**What this task involves**
Find every line below that contains the word "name" and copy it out.

**Excerpted data**
———
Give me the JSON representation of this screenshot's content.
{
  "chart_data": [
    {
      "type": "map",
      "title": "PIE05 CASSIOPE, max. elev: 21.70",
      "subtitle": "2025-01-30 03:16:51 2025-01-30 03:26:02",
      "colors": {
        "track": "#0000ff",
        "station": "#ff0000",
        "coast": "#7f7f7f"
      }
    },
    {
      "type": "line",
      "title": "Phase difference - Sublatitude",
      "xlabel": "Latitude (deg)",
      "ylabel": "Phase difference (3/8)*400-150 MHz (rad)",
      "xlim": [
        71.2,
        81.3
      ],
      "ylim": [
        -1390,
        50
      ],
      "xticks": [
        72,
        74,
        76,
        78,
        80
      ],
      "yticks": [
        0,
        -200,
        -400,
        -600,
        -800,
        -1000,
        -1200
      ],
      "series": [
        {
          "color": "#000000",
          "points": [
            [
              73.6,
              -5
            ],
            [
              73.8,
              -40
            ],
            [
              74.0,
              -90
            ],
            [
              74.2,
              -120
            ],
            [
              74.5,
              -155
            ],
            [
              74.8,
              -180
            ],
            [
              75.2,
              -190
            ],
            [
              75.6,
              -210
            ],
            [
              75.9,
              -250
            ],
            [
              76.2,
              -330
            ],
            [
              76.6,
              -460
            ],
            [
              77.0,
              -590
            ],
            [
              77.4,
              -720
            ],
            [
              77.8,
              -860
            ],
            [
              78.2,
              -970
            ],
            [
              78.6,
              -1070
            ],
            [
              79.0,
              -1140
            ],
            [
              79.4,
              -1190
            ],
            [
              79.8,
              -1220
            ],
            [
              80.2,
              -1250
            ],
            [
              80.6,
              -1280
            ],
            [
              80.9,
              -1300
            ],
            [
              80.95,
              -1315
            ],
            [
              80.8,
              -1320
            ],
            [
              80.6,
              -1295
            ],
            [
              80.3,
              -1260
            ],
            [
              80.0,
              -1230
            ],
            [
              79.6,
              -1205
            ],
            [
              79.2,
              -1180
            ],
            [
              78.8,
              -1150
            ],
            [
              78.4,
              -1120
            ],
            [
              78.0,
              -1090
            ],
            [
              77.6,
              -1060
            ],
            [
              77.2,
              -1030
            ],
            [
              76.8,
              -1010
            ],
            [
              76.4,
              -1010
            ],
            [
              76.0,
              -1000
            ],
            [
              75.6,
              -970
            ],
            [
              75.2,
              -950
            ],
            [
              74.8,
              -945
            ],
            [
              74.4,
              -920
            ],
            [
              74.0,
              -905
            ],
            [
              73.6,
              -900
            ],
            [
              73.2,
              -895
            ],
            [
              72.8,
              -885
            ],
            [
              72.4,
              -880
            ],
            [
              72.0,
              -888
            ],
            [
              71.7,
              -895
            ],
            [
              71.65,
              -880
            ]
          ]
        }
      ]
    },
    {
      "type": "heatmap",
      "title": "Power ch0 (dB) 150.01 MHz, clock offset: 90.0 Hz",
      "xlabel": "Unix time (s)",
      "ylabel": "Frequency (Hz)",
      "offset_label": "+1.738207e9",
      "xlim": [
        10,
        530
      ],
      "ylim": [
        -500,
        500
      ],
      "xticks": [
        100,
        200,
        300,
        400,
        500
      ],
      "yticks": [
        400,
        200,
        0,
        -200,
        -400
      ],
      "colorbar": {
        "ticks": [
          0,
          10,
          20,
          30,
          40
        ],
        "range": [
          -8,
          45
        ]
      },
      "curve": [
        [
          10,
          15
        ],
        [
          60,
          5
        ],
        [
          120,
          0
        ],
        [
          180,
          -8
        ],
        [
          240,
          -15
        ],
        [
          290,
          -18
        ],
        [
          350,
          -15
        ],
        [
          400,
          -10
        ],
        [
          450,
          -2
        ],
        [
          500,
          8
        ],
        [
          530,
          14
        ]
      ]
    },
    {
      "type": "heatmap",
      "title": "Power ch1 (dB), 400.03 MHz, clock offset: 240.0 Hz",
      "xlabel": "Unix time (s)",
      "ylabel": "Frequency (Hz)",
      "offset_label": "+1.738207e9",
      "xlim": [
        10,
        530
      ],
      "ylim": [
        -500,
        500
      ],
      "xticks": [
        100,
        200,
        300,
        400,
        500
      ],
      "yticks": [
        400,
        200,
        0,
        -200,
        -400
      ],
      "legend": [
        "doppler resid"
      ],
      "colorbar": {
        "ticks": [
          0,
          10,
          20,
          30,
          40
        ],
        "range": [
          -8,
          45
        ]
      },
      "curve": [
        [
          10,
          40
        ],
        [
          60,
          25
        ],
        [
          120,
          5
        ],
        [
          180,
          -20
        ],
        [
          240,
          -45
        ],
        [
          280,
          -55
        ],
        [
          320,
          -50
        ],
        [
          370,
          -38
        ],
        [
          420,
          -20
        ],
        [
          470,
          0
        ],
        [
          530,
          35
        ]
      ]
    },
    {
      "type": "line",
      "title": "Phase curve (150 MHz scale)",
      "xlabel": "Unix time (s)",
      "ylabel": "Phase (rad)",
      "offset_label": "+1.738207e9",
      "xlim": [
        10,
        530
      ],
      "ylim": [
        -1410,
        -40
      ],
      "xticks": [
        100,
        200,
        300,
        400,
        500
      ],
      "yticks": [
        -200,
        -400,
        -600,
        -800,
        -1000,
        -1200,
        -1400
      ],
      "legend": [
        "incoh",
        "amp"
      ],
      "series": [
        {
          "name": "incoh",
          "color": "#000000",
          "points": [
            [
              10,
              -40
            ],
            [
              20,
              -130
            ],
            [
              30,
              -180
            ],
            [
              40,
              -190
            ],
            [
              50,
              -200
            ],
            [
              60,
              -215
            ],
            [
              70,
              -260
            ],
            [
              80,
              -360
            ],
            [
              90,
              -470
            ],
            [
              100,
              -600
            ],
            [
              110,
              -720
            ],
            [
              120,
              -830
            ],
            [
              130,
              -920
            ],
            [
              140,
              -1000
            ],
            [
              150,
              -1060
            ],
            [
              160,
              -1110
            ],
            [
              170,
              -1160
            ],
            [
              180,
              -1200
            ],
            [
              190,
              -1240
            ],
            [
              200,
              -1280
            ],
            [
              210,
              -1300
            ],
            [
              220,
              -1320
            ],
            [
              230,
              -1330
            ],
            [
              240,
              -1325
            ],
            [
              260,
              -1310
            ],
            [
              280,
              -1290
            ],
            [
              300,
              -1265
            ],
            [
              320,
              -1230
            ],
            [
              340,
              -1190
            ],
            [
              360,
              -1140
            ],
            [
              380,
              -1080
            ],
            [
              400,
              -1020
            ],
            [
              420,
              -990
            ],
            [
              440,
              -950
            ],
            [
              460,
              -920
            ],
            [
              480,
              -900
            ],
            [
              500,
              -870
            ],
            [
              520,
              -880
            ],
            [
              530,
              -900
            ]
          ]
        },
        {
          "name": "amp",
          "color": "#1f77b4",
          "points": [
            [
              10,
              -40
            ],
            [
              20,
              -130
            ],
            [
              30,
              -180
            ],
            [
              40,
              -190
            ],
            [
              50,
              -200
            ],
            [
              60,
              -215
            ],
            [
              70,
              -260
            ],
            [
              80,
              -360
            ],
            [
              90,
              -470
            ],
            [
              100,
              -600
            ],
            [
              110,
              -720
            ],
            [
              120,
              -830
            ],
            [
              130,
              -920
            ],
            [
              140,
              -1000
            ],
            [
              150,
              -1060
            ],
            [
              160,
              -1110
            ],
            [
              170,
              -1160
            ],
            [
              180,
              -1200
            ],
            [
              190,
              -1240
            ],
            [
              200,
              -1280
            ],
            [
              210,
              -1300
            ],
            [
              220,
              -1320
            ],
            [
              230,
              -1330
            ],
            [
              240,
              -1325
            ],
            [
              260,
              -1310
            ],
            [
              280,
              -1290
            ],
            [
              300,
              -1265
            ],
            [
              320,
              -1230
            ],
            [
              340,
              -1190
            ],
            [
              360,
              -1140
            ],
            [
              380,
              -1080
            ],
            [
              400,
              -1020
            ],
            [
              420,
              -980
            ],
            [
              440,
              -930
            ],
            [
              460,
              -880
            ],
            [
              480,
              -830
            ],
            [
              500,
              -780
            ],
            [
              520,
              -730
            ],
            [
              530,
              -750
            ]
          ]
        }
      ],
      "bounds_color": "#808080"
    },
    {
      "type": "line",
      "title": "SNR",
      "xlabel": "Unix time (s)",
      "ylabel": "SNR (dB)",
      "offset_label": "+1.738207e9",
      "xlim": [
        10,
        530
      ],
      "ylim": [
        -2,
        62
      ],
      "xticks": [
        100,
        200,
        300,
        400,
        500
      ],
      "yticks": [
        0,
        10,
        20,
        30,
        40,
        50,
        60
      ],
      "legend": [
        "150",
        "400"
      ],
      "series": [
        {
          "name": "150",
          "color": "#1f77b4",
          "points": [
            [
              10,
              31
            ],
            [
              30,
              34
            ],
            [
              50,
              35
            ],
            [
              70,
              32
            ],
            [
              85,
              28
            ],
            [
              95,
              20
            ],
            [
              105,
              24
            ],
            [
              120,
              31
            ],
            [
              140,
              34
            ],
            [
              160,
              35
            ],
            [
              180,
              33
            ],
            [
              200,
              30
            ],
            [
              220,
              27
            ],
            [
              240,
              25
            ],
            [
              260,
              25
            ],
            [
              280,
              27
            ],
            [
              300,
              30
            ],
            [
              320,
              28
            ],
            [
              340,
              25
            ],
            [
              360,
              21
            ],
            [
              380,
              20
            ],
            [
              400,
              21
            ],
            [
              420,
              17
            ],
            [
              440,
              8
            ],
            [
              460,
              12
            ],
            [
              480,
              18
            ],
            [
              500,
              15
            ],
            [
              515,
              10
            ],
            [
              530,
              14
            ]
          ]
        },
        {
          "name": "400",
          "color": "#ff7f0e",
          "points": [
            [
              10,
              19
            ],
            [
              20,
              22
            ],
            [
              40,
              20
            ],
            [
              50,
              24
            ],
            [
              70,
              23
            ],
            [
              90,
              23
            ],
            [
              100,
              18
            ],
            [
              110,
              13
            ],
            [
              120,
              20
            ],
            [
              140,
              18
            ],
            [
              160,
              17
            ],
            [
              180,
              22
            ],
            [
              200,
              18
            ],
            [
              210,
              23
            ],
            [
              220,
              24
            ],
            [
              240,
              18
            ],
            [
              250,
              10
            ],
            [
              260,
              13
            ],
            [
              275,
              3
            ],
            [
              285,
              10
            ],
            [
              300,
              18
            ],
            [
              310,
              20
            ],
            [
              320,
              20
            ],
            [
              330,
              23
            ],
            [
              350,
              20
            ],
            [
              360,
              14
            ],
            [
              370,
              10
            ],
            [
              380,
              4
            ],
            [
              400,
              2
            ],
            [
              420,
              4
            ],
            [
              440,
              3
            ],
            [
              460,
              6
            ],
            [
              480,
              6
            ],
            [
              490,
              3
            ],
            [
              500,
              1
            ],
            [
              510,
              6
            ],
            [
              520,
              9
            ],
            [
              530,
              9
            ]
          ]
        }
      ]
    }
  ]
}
———
**Solution below**
          "name": "incoh",
          "name": "amp",
          "name": "150",
          "name": "400",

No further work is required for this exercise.